Write out all of the entries exactly, please.

** start Stored records **

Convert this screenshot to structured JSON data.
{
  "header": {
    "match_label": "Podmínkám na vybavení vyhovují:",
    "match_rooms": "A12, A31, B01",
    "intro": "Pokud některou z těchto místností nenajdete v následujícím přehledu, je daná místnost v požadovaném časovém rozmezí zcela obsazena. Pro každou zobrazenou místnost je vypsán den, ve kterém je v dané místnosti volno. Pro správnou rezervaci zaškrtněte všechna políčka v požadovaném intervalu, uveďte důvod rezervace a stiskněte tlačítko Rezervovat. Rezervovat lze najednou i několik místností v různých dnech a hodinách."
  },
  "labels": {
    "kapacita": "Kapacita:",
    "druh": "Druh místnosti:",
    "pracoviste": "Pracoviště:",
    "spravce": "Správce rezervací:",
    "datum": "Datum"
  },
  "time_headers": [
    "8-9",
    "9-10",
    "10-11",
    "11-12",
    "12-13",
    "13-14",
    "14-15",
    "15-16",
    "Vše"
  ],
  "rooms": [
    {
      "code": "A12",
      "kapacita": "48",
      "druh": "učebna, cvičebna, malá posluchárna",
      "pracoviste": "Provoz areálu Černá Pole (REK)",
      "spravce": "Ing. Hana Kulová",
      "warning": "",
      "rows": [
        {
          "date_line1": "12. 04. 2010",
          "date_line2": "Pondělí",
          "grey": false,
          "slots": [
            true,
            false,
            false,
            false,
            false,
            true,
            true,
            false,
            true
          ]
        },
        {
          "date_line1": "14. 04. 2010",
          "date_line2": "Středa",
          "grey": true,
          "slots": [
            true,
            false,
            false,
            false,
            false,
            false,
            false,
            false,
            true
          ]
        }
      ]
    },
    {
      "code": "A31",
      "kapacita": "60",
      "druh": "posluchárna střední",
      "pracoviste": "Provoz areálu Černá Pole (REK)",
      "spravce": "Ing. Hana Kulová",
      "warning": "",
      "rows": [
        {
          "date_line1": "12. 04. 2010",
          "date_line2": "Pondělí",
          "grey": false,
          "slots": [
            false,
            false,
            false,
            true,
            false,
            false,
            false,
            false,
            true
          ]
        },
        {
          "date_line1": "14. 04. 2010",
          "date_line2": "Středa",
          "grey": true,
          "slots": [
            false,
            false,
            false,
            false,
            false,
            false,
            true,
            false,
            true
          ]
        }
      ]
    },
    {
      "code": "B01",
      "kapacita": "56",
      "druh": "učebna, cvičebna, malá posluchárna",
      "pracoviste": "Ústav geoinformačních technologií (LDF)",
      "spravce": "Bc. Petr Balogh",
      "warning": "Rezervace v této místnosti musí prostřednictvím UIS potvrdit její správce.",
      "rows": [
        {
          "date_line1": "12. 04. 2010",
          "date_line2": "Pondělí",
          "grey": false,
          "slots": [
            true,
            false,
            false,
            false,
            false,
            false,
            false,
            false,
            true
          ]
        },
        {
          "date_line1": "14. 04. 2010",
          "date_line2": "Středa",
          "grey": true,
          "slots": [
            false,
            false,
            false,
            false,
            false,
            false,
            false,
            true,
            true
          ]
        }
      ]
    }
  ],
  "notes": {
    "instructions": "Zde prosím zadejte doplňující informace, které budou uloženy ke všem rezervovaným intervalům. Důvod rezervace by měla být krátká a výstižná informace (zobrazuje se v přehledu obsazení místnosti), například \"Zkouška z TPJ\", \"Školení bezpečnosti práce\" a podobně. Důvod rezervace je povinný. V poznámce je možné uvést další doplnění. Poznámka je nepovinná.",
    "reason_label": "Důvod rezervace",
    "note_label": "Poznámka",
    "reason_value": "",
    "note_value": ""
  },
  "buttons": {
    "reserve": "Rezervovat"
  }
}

** end Stored records **

**Full response**
Convert this screenshot to structured JSON data.
{
  "header": {
    "match_label": "Podmínkám na vybavení vyhovují:",
    "match_rooms": "A12, A31, B01",
    "intro": "Pokud některou z těchto místností nenajdete v následujícím přehledu, je daná místnost v požadovaném časovém rozmezí zcela obsazena. Pro každou zobrazenou místnost je vypsán den, ve kterém je v dané místnosti volno. Pro správnou rezervaci zaškrtněte všechna políčka v požadovaném intervalu, uveďte důvod rezervace a stiskněte tlačítko Rezervovat. Rezervovat lze najednou i několik místností v různých dnech a hodinách."
  },
  "labels": {
    "kapacita": "Kapacita:",
    "druh": "Druh místnosti:",
    "pracoviste": "Pracoviště:",
    "spravce": "Správce rezervací:",
    "datum": "Datum"
  },
  "time_headers": [
    "8-9",
    "9-10",
    "10-11",
    "11-12",
    "12-13",
    "13-14",
    "14-15",
    "15-16",
    "Vše"
  ],
  "rooms": [
    {
      "code": "A12",
      "kapacita": "48",
      "druh": "učebna, cvičebna, malá posluchárna",
      "pracoviste": "Provoz areálu Černá Pole (REK)",
      "spravce": "Ing. Hana Kulová",
      "warning": "",
      "rows": [
        {
          "date_line1": "12. 04. 2010",
          "date_line2": "Pondělí",
          "grey": false,
          "slots": [
            true,
            false,
            false,
            false,
            false,
            true,
            true,
            false,
            true
          ]
        },
        {
          "date_line1": "14. 04. 2010",
          "date_line2": "Středa",
          "grey": true,
          "slots": [
            true,
            false,
            false,
            false,
            false,
            false,
            false,
            false,
            true
          ]
        }
      ]
    },
    {
      "code": "A31",
      "kapacita": "60",
      "druh": "posluchárna střední",
      "pracoviste": "Provoz areálu Černá Pole (REK)",
      "spravce": "Ing. Hana Kulová",
      "warning": "",
      "rows": [
        {
          "date_line1": "12. 04. 2010",
          "date_line2": "Pondělí",
          "grey": false,
          "slots": [
            false,
            false,
            false,
            true,
            false,
            false,
            false,
            false,
            true
          ]
        },
        {
          "date_line1": "14. 04. 2010",
          "date_line2": "Středa",
          "grey": true,
          "slots": [
            false,
            false,
            false,
            false,
            false,
            false,
            true,
            false,
            true
          ]
        }
      ]
    },
    {
      "code": "B01",
      "kapacita": "56",
      "druh": "učebna, cvičebna, malá posluchárna",
      "pracoviste": "Ústav geoinformačních technologií (LDF)",
      "spravce": "Bc. Petr Balogh",
      "warning": "Rezervace v této místnosti musí prostřednictvím UIS potvrdit její správce.",
      "rows": [
        {
          "date_line1": "12. 04. 2010",
          "date_line2": "Pondělí",
          "grey": false,
          "slots": [
            true,
            false,
            false,
            false,
            false,
            false,
            false,
            false,
            true
          ]
        },
        {
          "date_line1": "14. 04. 2010",
          "date_line2": "Středa",
          "grey": true,
          "slots": [
            false,
            false,
            false,
            false,
            false,
            false,
            false,
            true,
            true
          ]
        }
      ]
    }
  ],
  "notes": {
    "instructions": "Zde prosím zadejte doplňující informace, které budou uloženy ke všem rezervovaným intervalům. Důvod rezervace by měla být krátká a výstižná informace (zobrazuje se v přehledu obsazení místnosti), například \"Zkouška z TPJ\", \"Školení bezpečnosti práce\" a podobně. Důvod rezervace je povinný. V poznámce je možné uvést další doplnění. Poznámka je nepovinná.",
    "reason_label": "Důvod rezervace",
    "note_label": "Poznámka",
    "reason_value": "",
    "note_value": ""
  },
  "buttons": {
    "reserve": "Rezervovat"
  }
}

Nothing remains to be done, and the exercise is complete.